REQUIREMENT.
Reproduce the listing that follows with no differences at all.

* start EXERCISE MATERIAL *

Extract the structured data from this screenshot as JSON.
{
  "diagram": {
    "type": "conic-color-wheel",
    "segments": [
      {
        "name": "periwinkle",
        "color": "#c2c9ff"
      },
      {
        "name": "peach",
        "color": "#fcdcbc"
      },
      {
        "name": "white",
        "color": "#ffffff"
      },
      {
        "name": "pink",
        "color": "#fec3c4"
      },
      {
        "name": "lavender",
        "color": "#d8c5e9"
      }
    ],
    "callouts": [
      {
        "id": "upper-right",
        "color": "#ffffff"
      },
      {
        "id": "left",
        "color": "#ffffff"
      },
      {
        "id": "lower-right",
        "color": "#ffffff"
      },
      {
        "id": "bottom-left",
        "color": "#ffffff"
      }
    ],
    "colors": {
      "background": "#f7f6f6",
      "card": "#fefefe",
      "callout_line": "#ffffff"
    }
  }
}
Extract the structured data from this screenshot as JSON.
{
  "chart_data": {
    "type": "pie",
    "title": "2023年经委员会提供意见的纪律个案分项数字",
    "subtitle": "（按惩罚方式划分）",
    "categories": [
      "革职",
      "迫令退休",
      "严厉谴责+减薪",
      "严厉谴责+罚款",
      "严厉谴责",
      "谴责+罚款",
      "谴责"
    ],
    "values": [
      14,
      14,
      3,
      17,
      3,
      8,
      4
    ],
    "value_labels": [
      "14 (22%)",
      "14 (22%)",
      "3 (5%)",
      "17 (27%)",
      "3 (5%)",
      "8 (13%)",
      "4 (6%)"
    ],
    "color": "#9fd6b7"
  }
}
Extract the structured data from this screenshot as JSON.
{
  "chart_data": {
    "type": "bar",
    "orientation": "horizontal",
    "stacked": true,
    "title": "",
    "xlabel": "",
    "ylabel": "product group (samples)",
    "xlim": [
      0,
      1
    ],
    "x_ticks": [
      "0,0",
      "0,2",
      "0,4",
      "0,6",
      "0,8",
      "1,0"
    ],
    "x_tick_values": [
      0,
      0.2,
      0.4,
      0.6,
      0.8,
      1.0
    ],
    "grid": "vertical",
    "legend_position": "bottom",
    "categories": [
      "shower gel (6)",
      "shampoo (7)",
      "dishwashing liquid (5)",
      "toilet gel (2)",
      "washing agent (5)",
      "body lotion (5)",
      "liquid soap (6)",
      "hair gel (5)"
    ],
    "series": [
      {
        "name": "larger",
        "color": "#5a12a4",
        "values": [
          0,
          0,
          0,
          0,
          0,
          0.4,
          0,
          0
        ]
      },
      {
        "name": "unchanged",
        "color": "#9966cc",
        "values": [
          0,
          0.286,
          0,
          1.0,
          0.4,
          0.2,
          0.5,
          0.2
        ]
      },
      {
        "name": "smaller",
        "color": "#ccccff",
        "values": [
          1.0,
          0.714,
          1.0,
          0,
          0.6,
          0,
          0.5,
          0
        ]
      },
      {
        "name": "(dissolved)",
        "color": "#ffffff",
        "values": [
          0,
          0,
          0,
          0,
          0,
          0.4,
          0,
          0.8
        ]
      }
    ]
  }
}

* end EXERCISE MATERIAL *

COMPLETE OUTPUT.
Extract the structured data from this screenshot as JSON.
{
  "diagram": {
    "type": "conic-color-wheel",
    "segments": [
      {
        "name": "periwinkle",
        "color": "#c2c9ff"
      },
      {
        "name": "peach",
        "color": "#fcdcbc"
      },
      {
        "name": "white",
        "color": "#ffffff"
      },
      {
        "name": "pink",
        "color": "#fec3c4"
      },
      {
        "name": "lavender",
        "color": "#d8c5e9"
      }
    ],
    "callouts": [
      {
        "id": "upper-right",
        "color": "#ffffff"
      },
      {
        "id": "left",
        "color": "#ffffff"
      },
      {
        "id": "lower-right",
        "color": "#ffffff"
      },
      {
        "id": "bottom-left",
        "color": "#ffffff"
      }
    ],
    "colors": {
      "background": "#f7f6f6",
      "card": "#fefefe",
      "callout_line": "#ffffff"
    }
  }
}
Extract the structured data from this screenshot as JSON.
{
  "chart_data": {
    "type": "pie",
    "title": "2023年经委员会提供意见的纪律个案分项数字",
    "subtitle": "（按惩罚方式划分）",
    "categories": [
      "革职",
      "迫令退休",
      "严厉谴责+减薪",
      "严厉谴责+罚款",
      "严厉谴责",
      "谴责+罚款",
      "谴责"
    ],
    "values": [
      14,
      14,
      3,
      17,
      3,
      8,
      4
    ],
    "value_labels": [
      "14 (22%)",
      "14 (22%)",
      "3 (5%)",
      "17 (27%)",
      "3 (5%)",
      "8 (13%)",
      "4 (6%)"
    ],
    "color": "#9fd6b7"
  }
}
Extract the structured data from this screenshot as JSON.
{
  "chart_data": {
    "type": "bar",
    "orientation": "horizontal",
    "stacked": true,
    "title": "",
    "xlabel": "",
    "ylabel": "product group (samples)",
    "xlim": [
      0,
      1
    ],
    "x_ticks": [
      "0,0",
      "0,2",
      "0,4",
      "0,6",
      "0,8",
      "1,0"
    ],
    "x_tick_values": [
      0,
      0.2,
      0.4,
      0.6,
      0.8,
      1.0
    ],
    "grid": "vertical",
    "legend_position": "bottom",
    "categories": [
      "shower gel (6)",
      "shampoo (7)",
      "dishwashing liquid (5)",
      "toilet gel (2)",
      "washing agent (5)",
      "body lotion (5)",
      "liquid soap (6)",
      "hair gel (5)"
    ],
    "series": [
      {
        "name": "larger",
        "color": "#5a12a4",
        "values": [
          0,
          0,
          0,
          0,
          0,
          0.4,
          0,
          0
        ]
      },
      {
        "name": "unchanged",
        "color": "#9966cc",
        "values": [
          0,
          0.286,
          0,
          1.0,
          0.4,
          0.2,
          0.5,
          0.2
        ]
      },
      {
        "name": "smaller",
        "color": "#ccccff",
        "values": [
          1.0,
          0.714,
          1.0,
          0,
          0.6,
          0,
          0.5,
          0
        ]
      },
      {
        "name": "(dissolved)",
        "color": "#ffffff",
        "values": [
          0,
          0,
          0,
          0,
          0,
          0.4,
          0,
          0.8
        ]
      }
    ]
  }
}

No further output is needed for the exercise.